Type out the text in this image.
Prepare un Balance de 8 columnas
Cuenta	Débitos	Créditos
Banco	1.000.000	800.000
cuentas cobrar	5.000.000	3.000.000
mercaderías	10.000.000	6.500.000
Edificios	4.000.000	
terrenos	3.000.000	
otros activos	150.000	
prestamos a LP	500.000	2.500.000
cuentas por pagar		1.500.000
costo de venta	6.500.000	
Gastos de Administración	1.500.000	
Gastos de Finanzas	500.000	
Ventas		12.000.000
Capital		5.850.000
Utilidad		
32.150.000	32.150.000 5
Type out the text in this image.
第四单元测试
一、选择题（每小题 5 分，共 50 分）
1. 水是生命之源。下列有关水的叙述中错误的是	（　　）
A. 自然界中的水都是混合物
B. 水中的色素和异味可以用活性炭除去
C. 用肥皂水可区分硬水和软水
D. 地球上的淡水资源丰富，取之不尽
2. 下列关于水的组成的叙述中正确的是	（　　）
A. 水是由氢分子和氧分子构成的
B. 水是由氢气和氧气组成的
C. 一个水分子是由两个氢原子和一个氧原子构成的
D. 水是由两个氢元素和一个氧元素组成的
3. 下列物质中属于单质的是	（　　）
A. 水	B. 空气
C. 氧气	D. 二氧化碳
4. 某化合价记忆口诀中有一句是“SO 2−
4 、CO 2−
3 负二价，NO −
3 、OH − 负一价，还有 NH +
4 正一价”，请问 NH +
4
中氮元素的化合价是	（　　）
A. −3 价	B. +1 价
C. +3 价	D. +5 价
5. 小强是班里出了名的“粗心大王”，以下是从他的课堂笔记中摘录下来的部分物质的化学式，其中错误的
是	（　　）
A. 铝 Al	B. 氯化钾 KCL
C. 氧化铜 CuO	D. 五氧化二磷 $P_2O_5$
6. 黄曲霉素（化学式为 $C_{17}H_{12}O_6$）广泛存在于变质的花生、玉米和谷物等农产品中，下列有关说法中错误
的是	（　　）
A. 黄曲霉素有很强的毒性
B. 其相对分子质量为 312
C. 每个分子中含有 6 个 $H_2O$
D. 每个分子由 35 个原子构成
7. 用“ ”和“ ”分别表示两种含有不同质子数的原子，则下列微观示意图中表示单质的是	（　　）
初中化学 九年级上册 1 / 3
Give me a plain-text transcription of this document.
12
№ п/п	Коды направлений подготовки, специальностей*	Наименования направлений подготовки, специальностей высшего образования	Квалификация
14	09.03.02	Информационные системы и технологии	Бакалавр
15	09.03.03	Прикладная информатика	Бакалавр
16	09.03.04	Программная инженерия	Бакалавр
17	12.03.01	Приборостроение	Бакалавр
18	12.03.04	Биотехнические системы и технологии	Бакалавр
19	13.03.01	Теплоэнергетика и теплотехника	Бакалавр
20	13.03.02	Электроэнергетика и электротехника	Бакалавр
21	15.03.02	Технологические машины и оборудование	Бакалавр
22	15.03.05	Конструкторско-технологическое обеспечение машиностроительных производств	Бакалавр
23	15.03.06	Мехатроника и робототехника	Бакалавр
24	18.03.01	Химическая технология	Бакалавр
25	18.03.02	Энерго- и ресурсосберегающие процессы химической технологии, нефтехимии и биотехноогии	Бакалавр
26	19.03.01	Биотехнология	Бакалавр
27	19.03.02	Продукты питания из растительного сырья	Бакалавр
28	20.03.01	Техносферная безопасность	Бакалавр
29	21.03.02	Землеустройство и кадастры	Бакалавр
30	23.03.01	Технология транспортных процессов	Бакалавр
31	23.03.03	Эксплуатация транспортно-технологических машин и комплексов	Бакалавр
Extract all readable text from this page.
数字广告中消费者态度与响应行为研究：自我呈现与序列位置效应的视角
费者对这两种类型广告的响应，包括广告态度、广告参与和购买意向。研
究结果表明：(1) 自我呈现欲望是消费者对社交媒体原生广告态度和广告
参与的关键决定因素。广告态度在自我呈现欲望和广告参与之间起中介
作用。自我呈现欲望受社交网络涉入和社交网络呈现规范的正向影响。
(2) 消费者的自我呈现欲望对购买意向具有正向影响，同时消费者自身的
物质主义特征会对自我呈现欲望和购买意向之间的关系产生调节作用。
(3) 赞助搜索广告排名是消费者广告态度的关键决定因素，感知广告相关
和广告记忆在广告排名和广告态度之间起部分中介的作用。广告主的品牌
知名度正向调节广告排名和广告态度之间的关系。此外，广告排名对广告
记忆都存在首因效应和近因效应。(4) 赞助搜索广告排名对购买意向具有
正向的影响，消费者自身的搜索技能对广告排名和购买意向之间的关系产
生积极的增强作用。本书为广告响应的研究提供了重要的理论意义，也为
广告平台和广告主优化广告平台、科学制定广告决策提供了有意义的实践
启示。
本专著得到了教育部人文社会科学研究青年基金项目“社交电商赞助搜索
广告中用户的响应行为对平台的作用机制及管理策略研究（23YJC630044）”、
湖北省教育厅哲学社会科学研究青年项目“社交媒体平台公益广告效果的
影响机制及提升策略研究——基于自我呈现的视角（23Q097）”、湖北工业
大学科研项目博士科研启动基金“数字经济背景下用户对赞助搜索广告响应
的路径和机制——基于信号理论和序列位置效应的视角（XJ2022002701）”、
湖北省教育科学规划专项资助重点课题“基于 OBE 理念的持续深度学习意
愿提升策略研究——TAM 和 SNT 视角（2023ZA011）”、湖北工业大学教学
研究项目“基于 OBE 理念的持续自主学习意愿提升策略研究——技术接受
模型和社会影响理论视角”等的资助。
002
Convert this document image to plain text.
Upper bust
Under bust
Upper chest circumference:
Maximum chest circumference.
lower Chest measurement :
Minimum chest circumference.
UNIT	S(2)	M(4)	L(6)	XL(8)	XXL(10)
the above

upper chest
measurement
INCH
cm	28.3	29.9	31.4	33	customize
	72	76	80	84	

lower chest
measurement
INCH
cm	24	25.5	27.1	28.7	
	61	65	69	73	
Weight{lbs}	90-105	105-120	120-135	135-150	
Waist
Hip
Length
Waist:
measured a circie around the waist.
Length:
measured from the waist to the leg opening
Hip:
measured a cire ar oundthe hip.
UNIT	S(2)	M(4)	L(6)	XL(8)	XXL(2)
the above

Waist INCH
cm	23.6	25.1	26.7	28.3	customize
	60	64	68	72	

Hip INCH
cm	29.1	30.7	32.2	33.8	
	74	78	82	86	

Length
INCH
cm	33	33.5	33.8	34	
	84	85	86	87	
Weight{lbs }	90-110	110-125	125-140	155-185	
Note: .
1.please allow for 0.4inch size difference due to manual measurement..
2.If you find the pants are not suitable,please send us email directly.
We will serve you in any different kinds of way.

Exercise goal - Some lines of the data above may hold the word "please"; report how many do, and nothing else.

Result of this task - 2